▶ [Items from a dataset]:

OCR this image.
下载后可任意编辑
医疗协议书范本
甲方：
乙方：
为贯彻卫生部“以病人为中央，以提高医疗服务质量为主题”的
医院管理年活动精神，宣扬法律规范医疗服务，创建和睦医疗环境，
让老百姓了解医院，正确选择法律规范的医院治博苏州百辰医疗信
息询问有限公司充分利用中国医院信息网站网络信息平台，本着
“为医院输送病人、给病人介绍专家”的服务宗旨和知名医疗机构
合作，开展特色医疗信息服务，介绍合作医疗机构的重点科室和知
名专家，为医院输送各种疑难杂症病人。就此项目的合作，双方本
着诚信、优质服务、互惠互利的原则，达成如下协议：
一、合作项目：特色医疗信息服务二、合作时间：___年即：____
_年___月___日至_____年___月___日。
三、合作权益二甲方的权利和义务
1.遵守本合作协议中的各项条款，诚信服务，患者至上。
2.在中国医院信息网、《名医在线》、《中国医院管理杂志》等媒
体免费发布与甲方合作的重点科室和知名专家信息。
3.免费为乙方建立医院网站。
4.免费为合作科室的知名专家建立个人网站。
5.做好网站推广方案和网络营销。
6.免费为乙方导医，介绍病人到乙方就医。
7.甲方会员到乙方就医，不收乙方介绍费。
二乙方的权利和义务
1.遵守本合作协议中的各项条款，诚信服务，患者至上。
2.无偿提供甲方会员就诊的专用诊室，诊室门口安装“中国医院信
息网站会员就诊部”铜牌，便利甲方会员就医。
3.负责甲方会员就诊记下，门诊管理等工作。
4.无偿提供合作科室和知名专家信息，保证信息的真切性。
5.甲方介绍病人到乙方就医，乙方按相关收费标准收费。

▶ [Task objective]:
Transcribe all of the entries without altering anything.

▶ [The response]:
OCR this image.
下载后可任意编辑
医疗协议书范本
甲方：
乙方：
为贯彻卫生部“以病人为中央，以提高医疗服务质量为主题”的
医院管理年活动精神，宣扬法律规范医疗服务，创建和睦医疗环境，
让老百姓了解医院，正确选择法律规范的医院治博苏州百辰医疗信
息询问有限公司充分利用中国医院信息网站网络信息平台，本着
“为医院输送病人、给病人介绍专家”的服务宗旨和知名医疗机构
合作，开展特色医疗信息服务，介绍合作医疗机构的重点科室和知
名专家，为医院输送各种疑难杂症病人。就此项目的合作，双方本
着诚信、优质服务、互惠互利的原则，达成如下协议：
一、合作项目：特色医疗信息服务二、合作时间：___年即：____
_年___月___日至_____年___月___日。
三、合作权益二甲方的权利和义务
1.遵守本合作协议中的各项条款，诚信服务，患者至上。
2.在中国医院信息网、《名医在线》、《中国医院管理杂志》等媒
体免费发布与甲方合作的重点科室和知名专家信息。
3.免费为乙方建立医院网站。
4.免费为合作科室的知名专家建立个人网站。
5.做好网站推广方案和网络营销。
6.免费为乙方导医，介绍病人到乙方就医。
7.甲方会员到乙方就医，不收乙方介绍费。
二乙方的权利和义务
1.遵守本合作协议中的各项条款，诚信服务，患者至上。
2.无偿提供甲方会员就诊的专用诊室，诊室门口安装“中国医院信
息网站会员就诊部”铜牌，便利甲方会员就医。
3.负责甲方会员就诊记下，门诊管理等工作。
4.无偿提供合作科室和知名专家信息，保证信息的真切性。
5.甲方介绍病人到乙方就医，乙方按相关收费标准收费。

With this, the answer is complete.